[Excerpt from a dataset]
▼
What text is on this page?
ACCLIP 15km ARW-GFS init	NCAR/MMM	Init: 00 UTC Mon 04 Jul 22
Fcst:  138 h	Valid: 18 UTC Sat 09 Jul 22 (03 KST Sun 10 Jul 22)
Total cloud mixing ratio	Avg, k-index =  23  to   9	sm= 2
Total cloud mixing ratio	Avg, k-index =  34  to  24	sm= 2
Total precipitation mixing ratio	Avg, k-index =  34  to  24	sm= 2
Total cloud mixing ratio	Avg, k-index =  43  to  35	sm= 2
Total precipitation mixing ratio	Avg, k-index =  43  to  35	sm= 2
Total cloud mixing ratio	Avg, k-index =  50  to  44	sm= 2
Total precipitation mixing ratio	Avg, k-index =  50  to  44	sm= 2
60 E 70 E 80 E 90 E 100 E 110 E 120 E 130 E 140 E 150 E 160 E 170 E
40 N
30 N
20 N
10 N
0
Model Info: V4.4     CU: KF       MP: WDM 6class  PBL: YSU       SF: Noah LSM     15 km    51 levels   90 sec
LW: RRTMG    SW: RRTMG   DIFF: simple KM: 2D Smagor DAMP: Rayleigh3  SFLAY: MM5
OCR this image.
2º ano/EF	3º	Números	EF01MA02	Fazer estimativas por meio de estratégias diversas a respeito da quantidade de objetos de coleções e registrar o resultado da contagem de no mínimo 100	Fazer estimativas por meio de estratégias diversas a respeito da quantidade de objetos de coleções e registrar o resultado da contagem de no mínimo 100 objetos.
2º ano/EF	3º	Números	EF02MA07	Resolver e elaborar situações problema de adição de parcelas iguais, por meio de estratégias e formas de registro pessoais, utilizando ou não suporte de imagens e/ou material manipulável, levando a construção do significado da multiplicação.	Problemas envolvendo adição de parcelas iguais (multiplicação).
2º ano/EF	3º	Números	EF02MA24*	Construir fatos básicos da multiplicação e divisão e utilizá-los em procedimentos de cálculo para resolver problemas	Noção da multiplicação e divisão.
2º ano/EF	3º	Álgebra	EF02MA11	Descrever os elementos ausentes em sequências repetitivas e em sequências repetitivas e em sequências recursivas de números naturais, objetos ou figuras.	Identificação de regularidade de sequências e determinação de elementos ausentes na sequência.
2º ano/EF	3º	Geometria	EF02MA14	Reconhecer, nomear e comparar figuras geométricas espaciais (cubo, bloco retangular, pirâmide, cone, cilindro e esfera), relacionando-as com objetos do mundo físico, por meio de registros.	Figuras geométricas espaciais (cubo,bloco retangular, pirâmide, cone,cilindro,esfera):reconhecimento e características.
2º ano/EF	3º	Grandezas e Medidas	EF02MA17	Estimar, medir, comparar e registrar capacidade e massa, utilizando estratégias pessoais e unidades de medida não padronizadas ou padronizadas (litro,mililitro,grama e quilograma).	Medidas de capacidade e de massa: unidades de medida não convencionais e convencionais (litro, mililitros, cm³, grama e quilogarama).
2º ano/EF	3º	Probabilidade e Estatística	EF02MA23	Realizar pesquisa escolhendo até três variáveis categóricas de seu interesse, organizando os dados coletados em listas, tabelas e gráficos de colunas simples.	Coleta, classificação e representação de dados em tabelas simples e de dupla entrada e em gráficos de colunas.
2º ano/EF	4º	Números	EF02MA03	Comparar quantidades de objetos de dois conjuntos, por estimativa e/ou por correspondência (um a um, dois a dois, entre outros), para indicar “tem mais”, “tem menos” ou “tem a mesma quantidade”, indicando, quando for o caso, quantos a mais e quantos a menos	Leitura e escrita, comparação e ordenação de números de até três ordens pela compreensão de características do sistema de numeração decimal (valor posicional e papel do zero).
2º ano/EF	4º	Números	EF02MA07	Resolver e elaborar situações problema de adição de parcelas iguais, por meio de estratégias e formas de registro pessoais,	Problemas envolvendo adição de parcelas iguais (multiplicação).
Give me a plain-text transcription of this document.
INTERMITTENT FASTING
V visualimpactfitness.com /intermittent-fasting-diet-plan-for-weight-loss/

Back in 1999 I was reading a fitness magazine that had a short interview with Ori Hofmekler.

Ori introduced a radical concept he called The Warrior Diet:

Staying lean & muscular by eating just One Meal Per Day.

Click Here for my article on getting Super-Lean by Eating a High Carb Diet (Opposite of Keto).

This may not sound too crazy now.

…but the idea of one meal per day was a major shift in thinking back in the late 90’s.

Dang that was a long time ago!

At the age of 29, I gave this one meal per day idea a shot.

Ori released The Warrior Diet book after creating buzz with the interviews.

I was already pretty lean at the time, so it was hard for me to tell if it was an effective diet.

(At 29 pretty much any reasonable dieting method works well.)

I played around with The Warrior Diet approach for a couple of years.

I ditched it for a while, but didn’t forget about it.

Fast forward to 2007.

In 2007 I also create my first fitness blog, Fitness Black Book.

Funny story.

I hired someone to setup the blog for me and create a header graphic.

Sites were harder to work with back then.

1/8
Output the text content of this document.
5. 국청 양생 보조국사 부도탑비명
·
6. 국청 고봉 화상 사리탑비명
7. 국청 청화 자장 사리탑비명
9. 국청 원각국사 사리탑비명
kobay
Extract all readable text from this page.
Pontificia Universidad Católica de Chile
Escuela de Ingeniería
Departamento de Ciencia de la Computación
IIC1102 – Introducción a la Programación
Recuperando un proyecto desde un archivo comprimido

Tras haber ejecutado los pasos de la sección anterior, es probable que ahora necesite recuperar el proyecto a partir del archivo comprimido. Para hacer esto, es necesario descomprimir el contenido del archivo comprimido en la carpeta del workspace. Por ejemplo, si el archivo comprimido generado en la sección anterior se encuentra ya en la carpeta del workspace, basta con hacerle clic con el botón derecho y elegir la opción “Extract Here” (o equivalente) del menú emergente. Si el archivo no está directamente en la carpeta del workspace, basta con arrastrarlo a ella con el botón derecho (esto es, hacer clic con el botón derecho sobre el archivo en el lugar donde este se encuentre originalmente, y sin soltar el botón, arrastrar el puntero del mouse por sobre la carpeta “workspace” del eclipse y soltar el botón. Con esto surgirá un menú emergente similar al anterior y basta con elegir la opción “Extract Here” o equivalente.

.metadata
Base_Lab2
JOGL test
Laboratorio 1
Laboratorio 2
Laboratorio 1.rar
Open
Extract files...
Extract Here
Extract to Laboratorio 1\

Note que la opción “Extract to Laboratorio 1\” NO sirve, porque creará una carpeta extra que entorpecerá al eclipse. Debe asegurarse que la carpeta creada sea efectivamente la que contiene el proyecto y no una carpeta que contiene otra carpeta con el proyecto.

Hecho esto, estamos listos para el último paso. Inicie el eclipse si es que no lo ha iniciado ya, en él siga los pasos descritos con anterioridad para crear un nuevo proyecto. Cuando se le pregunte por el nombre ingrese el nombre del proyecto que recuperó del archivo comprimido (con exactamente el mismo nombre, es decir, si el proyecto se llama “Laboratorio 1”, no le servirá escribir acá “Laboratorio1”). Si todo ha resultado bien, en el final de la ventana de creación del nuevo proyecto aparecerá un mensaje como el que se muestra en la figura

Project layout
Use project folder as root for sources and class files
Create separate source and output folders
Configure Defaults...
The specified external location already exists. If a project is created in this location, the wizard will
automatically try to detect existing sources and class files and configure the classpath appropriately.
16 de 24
▲
* [EXERCISE TASK]
Scan the data for the word "files" and copy every line where it shows up.

* [SOLUTION TO THE EXERCISE]
Extract files...
Use project folder as root for sources and class files
automatically try to detect existing sources and class files and configure the classpath appropriately.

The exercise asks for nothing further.